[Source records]
—————
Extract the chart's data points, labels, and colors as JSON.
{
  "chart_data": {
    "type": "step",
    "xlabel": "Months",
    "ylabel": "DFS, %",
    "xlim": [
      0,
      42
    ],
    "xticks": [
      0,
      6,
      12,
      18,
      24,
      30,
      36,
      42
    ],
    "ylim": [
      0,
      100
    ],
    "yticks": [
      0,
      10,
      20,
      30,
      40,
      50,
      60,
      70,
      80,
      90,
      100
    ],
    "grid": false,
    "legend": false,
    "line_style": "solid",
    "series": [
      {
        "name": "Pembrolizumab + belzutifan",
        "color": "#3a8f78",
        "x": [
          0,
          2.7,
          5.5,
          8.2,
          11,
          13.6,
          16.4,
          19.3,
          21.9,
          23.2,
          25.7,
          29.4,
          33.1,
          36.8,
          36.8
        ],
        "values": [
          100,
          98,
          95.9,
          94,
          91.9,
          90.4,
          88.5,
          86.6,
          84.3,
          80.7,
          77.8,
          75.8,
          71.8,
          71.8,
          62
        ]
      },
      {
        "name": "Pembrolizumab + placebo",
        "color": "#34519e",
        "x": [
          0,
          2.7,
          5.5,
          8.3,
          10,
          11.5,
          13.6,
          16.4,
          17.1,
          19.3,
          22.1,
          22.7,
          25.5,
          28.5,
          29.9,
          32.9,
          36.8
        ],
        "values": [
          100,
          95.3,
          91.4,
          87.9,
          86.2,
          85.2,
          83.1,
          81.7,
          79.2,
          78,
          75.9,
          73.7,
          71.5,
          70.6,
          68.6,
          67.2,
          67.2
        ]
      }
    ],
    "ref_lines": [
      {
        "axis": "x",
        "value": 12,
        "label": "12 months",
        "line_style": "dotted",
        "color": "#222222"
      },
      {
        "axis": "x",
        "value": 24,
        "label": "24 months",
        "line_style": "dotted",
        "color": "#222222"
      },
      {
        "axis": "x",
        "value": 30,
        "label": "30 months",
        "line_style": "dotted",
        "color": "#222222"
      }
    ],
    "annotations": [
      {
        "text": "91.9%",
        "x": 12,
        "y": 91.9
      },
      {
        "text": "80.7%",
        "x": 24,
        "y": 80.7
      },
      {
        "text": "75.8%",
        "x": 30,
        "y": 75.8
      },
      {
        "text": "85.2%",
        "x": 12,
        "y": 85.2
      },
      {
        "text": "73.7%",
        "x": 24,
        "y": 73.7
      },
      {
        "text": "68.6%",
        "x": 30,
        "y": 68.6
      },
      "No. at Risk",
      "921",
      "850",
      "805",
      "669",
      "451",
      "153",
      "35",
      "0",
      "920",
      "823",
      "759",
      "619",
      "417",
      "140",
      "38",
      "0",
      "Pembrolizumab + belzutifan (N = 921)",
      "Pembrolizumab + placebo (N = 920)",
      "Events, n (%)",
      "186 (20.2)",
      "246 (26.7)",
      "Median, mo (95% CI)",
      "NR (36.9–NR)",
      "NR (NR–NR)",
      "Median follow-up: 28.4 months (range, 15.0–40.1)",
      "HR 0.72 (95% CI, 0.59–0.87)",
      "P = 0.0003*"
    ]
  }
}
—————
- [PROBLEM DETAILS] In the records above, locate every line with the string "placebo" and copy it.

- [ANSWER]
        "name": "Pembrolizumab + placebo",
      "Pembrolizumab + placebo (N = 920)",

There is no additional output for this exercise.